_Work instructions_
Provide nothing beyond the count of lines that include the string "金融工程".

— start —

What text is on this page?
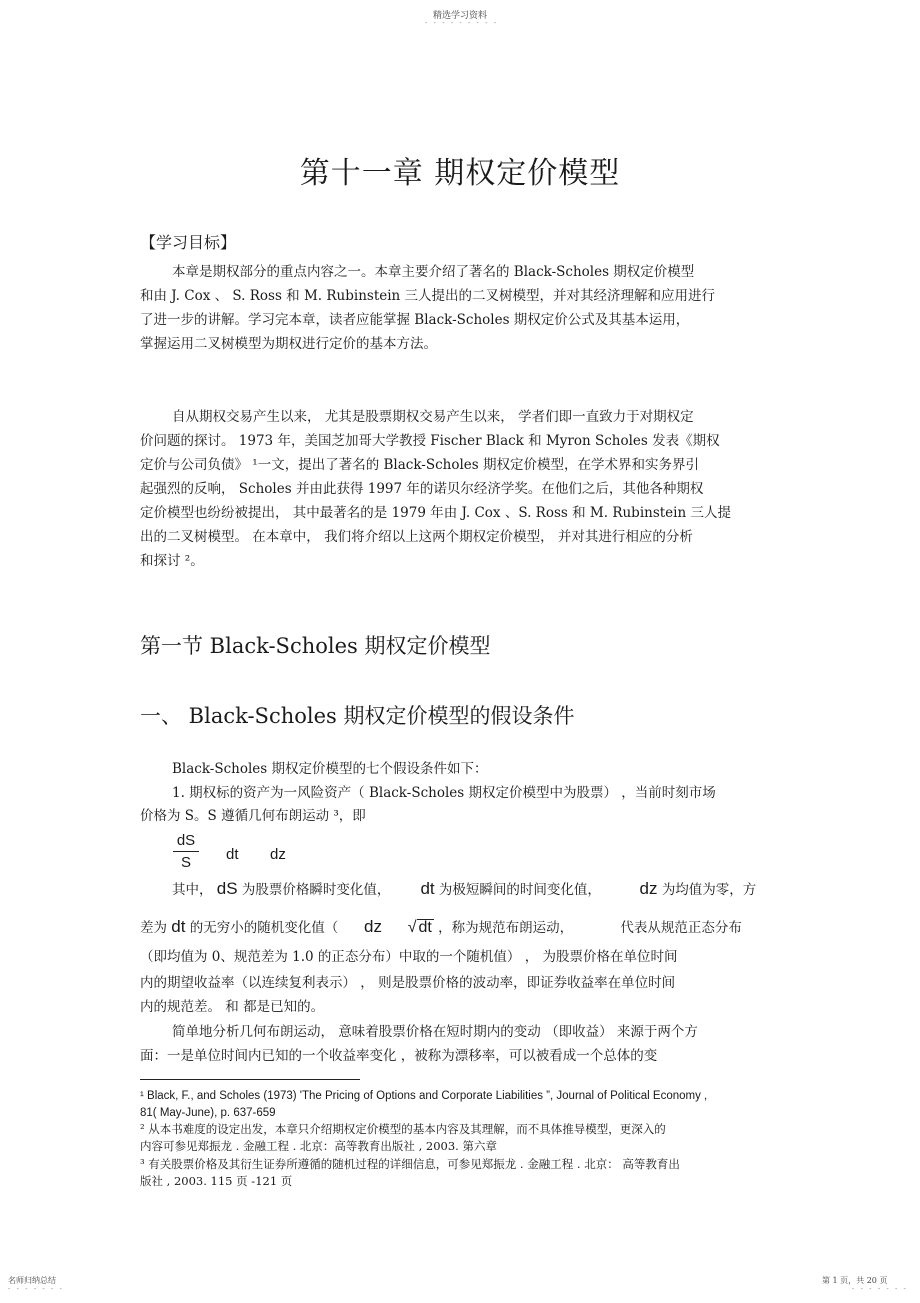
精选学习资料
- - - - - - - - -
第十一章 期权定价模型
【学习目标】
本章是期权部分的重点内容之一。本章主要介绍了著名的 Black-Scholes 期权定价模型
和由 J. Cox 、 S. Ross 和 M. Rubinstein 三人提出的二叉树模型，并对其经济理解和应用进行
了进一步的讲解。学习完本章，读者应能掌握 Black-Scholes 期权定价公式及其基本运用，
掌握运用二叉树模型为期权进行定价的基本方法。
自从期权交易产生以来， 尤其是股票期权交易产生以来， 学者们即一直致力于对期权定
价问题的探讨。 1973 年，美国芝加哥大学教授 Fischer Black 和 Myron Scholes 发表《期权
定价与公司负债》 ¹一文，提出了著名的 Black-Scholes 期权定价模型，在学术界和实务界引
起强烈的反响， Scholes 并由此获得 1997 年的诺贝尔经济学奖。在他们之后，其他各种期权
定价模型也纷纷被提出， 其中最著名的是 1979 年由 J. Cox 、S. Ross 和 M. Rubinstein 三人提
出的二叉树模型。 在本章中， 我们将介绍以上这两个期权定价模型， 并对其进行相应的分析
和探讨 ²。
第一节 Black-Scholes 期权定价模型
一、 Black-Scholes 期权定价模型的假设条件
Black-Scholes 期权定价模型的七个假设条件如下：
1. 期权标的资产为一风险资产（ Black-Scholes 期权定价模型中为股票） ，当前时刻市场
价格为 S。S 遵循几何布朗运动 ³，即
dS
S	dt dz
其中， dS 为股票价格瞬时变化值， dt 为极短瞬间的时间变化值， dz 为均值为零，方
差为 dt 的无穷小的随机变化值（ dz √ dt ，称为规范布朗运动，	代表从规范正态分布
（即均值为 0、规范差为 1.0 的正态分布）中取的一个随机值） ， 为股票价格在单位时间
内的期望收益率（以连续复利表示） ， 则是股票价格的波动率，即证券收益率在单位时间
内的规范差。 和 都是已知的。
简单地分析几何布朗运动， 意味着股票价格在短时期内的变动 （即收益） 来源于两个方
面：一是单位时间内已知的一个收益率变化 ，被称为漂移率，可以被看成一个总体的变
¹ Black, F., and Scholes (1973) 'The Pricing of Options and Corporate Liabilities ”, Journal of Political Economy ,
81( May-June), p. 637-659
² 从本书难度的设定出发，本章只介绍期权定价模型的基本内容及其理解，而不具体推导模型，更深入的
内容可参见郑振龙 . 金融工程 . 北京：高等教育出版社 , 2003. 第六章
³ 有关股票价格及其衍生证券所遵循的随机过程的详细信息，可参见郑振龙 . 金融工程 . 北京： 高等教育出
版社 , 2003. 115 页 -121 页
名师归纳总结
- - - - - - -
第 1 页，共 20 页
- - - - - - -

— end —
— start —

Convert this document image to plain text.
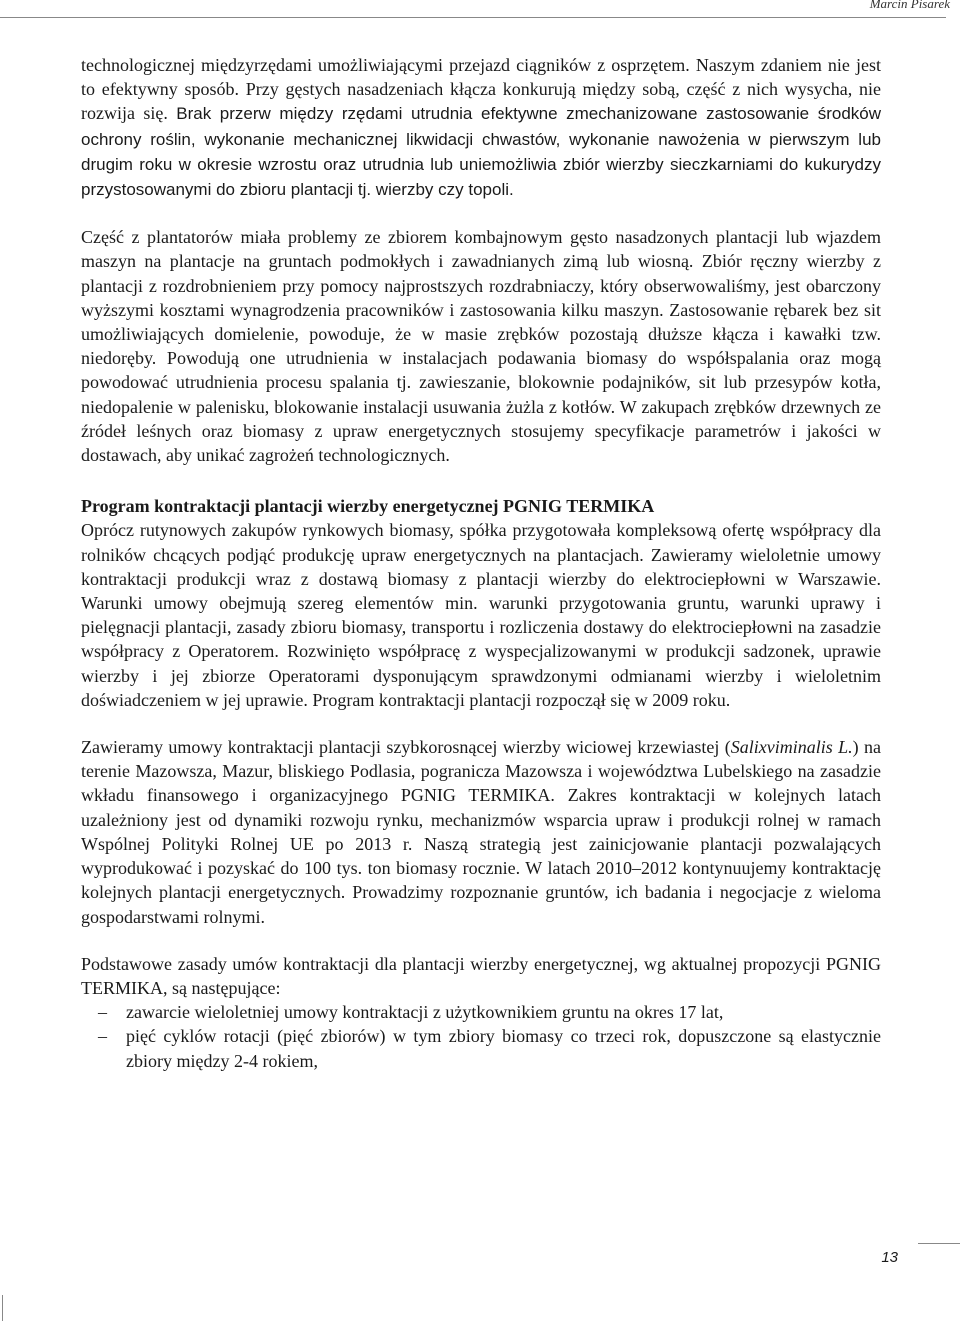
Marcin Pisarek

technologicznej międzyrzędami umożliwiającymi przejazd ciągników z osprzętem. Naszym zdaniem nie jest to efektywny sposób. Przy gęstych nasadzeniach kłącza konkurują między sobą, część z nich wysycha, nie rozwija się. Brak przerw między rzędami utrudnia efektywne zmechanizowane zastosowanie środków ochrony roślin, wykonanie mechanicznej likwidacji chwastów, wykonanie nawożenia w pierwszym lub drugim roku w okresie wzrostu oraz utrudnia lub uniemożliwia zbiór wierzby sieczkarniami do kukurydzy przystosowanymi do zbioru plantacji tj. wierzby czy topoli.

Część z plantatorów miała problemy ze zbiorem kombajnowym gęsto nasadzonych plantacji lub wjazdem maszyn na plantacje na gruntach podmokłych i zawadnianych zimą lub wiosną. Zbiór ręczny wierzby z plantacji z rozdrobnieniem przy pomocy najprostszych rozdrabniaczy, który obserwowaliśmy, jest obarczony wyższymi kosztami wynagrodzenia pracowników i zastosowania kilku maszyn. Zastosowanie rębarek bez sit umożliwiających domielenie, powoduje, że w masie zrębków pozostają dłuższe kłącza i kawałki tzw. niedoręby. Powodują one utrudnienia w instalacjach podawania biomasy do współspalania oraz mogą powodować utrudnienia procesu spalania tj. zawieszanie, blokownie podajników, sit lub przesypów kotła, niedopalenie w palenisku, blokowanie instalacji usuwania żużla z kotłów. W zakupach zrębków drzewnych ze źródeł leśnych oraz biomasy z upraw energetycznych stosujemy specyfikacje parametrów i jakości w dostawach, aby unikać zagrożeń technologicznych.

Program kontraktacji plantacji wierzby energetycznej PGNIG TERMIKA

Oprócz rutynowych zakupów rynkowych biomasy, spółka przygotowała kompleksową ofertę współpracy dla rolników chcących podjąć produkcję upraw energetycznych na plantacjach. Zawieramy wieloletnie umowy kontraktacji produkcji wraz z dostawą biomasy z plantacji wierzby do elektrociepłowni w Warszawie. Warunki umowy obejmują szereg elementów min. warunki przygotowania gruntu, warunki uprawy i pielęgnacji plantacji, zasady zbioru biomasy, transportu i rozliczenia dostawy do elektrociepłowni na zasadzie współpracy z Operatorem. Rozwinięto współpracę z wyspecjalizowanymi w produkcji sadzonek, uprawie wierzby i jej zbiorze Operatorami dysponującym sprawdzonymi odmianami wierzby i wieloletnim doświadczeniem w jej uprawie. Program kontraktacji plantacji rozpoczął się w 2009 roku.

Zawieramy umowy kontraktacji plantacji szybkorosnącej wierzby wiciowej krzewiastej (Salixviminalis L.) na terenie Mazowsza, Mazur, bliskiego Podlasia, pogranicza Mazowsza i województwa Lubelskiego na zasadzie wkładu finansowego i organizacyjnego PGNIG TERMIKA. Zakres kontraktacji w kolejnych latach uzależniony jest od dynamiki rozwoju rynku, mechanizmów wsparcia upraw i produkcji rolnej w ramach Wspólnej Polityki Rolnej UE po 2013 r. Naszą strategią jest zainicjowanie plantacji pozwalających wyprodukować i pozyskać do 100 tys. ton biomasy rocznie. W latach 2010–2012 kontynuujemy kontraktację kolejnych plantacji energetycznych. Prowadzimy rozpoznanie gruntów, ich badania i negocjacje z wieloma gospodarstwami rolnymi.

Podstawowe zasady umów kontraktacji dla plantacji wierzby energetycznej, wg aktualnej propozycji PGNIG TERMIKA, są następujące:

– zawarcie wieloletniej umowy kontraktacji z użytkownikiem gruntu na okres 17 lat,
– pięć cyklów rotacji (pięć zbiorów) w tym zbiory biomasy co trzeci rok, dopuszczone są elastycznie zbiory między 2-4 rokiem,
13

— end —
— start —

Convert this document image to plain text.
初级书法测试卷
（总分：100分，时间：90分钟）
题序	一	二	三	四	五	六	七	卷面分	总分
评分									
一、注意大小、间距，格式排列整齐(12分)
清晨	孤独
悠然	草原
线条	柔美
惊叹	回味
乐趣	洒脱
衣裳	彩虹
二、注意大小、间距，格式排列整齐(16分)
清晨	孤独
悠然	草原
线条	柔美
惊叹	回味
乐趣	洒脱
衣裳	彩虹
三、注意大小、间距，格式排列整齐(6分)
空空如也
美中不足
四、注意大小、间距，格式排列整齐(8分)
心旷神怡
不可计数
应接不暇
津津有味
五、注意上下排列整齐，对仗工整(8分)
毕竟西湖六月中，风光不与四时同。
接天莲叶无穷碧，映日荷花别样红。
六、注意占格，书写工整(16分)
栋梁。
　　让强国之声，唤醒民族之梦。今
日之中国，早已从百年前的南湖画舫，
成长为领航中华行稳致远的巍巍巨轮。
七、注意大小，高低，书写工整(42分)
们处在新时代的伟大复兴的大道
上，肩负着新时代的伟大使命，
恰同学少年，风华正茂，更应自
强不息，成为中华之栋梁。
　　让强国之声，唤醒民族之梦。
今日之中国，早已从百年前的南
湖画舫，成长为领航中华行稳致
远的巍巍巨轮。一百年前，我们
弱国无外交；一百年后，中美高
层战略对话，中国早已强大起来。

— end —

_Right answer_
2